§ **What is expected**: What is the number of lines in these entries that contain "agents"? State it alone.

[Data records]
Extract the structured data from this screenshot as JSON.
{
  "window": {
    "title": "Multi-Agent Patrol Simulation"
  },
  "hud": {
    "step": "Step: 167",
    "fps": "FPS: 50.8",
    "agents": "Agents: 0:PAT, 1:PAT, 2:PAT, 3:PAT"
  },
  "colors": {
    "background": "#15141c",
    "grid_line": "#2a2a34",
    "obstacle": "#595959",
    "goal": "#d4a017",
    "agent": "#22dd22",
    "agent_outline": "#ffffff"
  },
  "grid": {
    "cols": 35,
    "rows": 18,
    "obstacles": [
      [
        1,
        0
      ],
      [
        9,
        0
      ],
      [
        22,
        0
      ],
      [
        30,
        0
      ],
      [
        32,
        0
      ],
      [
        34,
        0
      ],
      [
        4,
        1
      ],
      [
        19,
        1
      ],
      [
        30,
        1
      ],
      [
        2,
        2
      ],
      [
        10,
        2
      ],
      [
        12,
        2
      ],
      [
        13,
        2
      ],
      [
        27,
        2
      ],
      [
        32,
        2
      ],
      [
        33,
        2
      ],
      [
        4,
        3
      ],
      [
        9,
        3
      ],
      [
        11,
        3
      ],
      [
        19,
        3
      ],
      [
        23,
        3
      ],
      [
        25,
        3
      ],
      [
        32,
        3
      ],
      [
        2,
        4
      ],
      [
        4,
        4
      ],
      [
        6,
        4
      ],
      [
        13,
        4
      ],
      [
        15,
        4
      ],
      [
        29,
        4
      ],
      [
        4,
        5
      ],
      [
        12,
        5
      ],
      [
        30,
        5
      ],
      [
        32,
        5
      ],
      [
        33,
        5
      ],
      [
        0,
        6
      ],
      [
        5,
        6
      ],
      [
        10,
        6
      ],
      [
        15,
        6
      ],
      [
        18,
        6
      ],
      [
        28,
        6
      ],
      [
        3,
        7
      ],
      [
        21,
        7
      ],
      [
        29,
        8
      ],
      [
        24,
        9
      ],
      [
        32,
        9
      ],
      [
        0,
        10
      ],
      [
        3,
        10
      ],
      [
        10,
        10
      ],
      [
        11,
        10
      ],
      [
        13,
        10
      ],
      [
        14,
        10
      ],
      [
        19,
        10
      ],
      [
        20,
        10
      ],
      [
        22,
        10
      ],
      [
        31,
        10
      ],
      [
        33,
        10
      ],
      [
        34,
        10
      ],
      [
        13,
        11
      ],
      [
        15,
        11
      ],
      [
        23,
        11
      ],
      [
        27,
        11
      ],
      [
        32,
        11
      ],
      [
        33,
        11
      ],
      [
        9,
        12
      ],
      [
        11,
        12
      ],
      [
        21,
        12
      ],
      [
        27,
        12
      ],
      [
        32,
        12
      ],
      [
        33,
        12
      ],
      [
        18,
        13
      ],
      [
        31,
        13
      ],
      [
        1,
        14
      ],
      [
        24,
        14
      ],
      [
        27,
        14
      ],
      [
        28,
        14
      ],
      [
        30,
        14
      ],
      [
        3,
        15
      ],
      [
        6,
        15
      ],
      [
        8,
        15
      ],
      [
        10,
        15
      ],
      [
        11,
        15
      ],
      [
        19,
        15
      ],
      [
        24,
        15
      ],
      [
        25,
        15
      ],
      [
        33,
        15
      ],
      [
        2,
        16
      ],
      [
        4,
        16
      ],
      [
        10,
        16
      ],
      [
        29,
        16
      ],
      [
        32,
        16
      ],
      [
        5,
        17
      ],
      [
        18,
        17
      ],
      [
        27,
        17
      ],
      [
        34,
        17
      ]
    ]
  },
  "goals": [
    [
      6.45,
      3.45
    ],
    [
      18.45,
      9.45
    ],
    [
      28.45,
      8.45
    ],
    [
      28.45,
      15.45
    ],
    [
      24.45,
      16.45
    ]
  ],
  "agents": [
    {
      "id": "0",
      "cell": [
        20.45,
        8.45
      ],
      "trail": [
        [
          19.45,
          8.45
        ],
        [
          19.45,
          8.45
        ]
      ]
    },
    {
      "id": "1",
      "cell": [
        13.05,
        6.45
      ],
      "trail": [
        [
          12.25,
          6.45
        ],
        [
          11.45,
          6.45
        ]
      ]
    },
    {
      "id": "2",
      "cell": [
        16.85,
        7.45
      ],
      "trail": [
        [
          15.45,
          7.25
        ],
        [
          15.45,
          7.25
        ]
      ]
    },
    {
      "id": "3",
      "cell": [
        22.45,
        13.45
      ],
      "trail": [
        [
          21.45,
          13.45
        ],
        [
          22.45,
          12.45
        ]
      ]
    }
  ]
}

§ **Completed exercise**: 2